Set problem — Make an exact copy of the entries, and keep any pictures out of it.

----- Given data -----

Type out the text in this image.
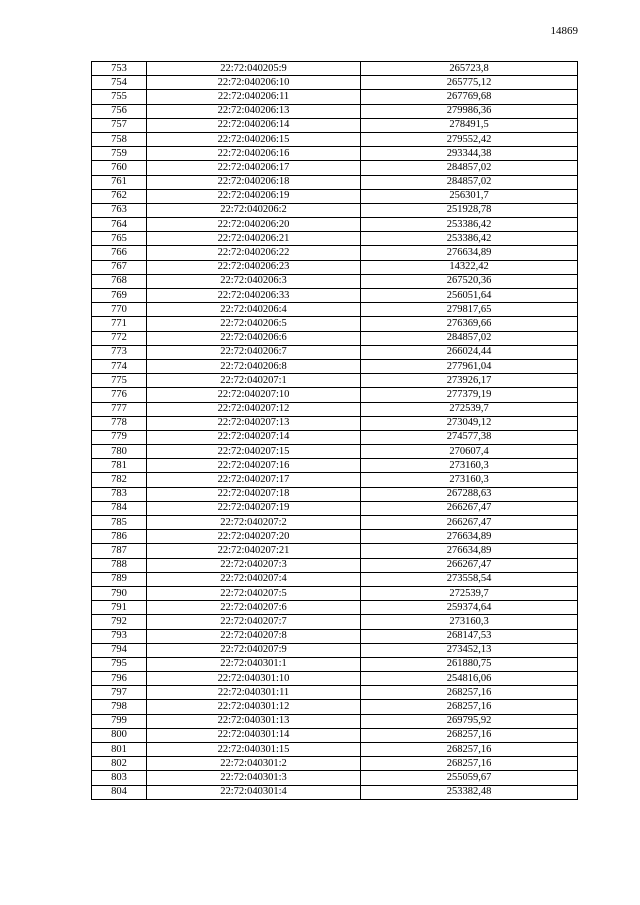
14869
753	22:72:040205:9	265723,8
754	22:72:040206:10	265775,12
755	22:72:040206:11	267769,68
756	22:72:040206:13	279986,36
757	22:72:040206:14	278491,5
758	22:72:040206:15	279552,42
759	22:72:040206:16	293344,38
760	22:72:040206:17	284857,02
761	22:72:040206:18	284857,02
762	22:72:040206:19	256301,7
763	22:72:040206:2	251928,78
764	22:72:040206:20	253386,42
765	22:72:040206:21	253386,42
766	22:72:040206:22	276634,89
767	22:72:040206:23	14322,42
768	22:72:040206:3	267520,36
769	22:72:040206:33	256051,64
770	22:72:040206:4	279817,65
771	22:72:040206:5	276369,66
772	22:72:040206:6	284857,02
773	22:72:040206:7	266024,44
774	22:72:040206:8	277961,04
775	22:72:040207:1	273926,17
776	22:72:040207:10	277379,19
777	22:72:040207:12	272539,7
778	22:72:040207:13	273049,12
779	22:72:040207:14	274577,38
780	22:72:040207:15	270607,4
781	22:72:040207:16	273160,3
782	22:72:040207:17	273160,3
783	22:72:040207:18	267288,63
784	22:72:040207:19	266267,47
785	22:72:040207:2	266267,47
786	22:72:040207:20	276634,89
787	22:72:040207:21	276634,89
788	22:72:040207:3	266267,47
789	22:72:040207:4	273558,54
790	22:72:040207:5	272539,7
791	22:72:040207:6	259374,64
792	22:72:040207:7	273160,3
793	22:72:040207:8	268147,53
794	22:72:040207:9	273452,13
795	22:72:040301:1	261880,75
796	22:72:040301:10	254816,06
797	22:72:040301:11	268257,16
798	22:72:040301:12	268257,16
799	22:72:040301:13	269795,92
800	22:72:040301:14	268257,16
801	22:72:040301:15	268257,16
802	22:72:040301:2	268257,16
803	22:72:040301:3	255059,67
804	22:72:040301:4	253382,48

-----

The completed task —
Type out the text in this image.
14869
753	22:72:040205:9	265723,8
754	22:72:040206:10	265775,12
755	22:72:040206:11	267769,68
756	22:72:040206:13	279986,36
757	22:72:040206:14	278491,5
758	22:72:040206:15	279552,42
759	22:72:040206:16	293344,38
760	22:72:040206:17	284857,02
761	22:72:040206:18	284857,02
762	22:72:040206:19	256301,7
763	22:72:040206:2	251928,78
764	22:72:040206:20	253386,42
765	22:72:040206:21	253386,42
766	22:72:040206:22	276634,89
767	22:72:040206:23	14322,42
768	22:72:040206:3	267520,36
769	22:72:040206:33	256051,64
770	22:72:040206:4	279817,65
771	22:72:040206:5	276369,66
772	22:72:040206:6	284857,02
773	22:72:040206:7	266024,44
774	22:72:040206:8	277961,04
775	22:72:040207:1	273926,17
776	22:72:040207:10	277379,19
777	22:72:040207:12	272539,7
778	22:72:040207:13	273049,12
779	22:72:040207:14	274577,38
780	22:72:040207:15	270607,4
781	22:72:040207:16	273160,3
782	22:72:040207:17	273160,3
783	22:72:040207:18	267288,63
784	22:72:040207:19	266267,47
785	22:72:040207:2	266267,47
786	22:72:040207:20	276634,89
787	22:72:040207:21	276634,89
788	22:72:040207:3	266267,47
789	22:72:040207:4	273558,54
790	22:72:040207:5	272539,7
791	22:72:040207:6	259374,64
792	22:72:040207:7	273160,3
793	22:72:040207:8	268147,53
794	22:72:040207:9	273452,13
795	22:72:040301:1	261880,75
796	22:72:040301:10	254816,06
797	22:72:040301:11	268257,16
798	22:72:040301:12	268257,16
799	22:72:040301:13	269795,92
800	22:72:040301:14	268257,16
801	22:72:040301:15	268257,16
802	22:72:040301:2	268257,16
803	22:72:040301:3	255059,67
804	22:72:040301:4	253382,48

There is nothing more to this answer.